**Task goal**
Leave out any pictures and transcribe all other data below exactly.

**Records to use**

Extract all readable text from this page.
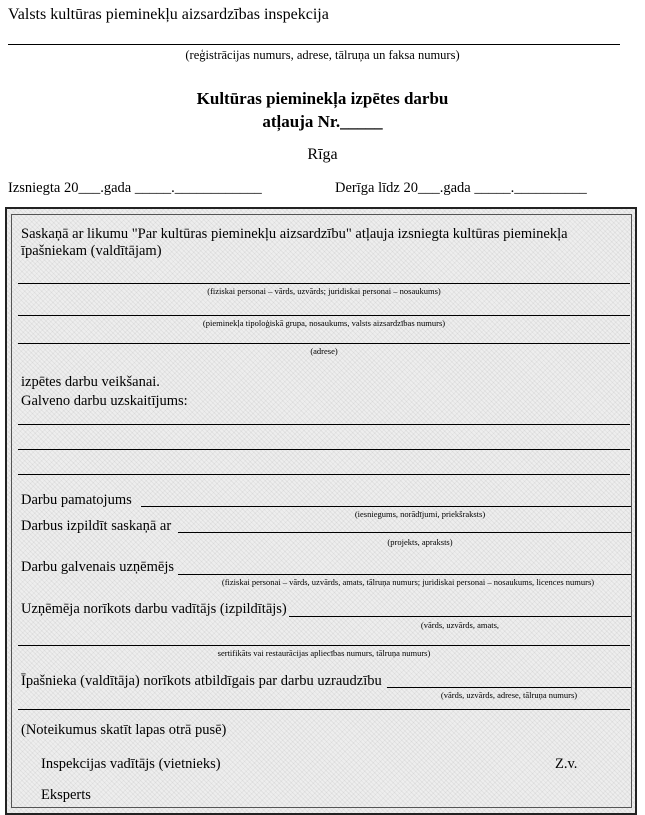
Valsts kultūras pieminekļu aizsardzības inspekcija
(reģistrācijas numurs, adrese, tālruņa un faksa numurs)
Kultūras pieminekļa izpētes darbu
atļauja Nr._____
Rīga
Izsniegta 20___.gada _____.____________	Derīga līdz 20___.gada _____.__________
Saskaņā ar likumu "Par kultūras pieminekļu aizsardzību" atļauja izsniegta kultūras pieminekļa
īpašniekam (valdītājam)
(fiziskai personai – vārds, uzvārds; juridiskai personai – nosaukums)
(pieminekļa tipoloģiskā grupa, nosaukums, valsts aizsardzības numurs)
(adrese)
izpētes darbu veikšanai.
Galveno darbu uzskaitījums:
Darbu pamatojums
(iesniegums, norādījumi, priekšraksts)
Darbus izpildīt saskaņā ar
(projekts, apraksts)
Darbu galvenais uzņēmējs
(fiziskai personai – vārds, uzvārds, amats, tālruņa numurs; juridiskai personai – nosaukums, licences numurs)
Uzņēmēja norīkots darbu vadītājs (izpildītājs)
(vārds, uzvārds, amats,
sertifikāts vai restaurācijas apliecības numurs, tālruņa numurs)
Īpašnieka (valdītāja) norīkots atbildīgais par darbu uzraudzību
(vārds, uzvārds, adrese, tālruņa numurs)
(Noteikumus skatīt lapas otrā pusē)
Inspekcijas vadītājs (vietnieks)	Z.v.
Eksperts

**Response to this task**
Extract all readable text from this page.
Valsts kultūras pieminekļu aizsardzības inspekcija
(reģistrācijas numurs, adrese, tālruņa un faksa numurs)
Kultūras pieminekļa izpētes darbu
atļauja Nr._____
Rīga
Izsniegta 20___.gada _____.____________	Derīga līdz 20___.gada _____.__________
Saskaņā ar likumu "Par kultūras pieminekļu aizsardzību" atļauja izsniegta kultūras pieminekļa
īpašniekam (valdītājam)
(fiziskai personai – vārds, uzvārds; juridiskai personai – nosaukums)
(pieminekļa tipoloģiskā grupa, nosaukums, valsts aizsardzības numurs)
(adrese)
izpētes darbu veikšanai.
Galveno darbu uzskaitījums:
Darbu pamatojums
(iesniegums, norādījumi, priekšraksts)
Darbus izpildīt saskaņā ar
(projekts, apraksts)
Darbu galvenais uzņēmējs
(fiziskai personai – vārds, uzvārds, amats, tālruņa numurs; juridiskai personai – nosaukums, licences numurs)
Uzņēmēja norīkots darbu vadītājs (izpildītājs)
(vārds, uzvārds, amats,
sertifikāts vai restaurācijas apliecības numurs, tālruņa numurs)
Īpašnieka (valdītāja) norīkots atbildīgais par darbu uzraudzību
(vārds, uzvārds, adrese, tālruņa numurs)
(Noteikumus skatīt lapas otrā pusē)
Inspekcijas vadītājs (vietnieks)	Z.v.
Eksperts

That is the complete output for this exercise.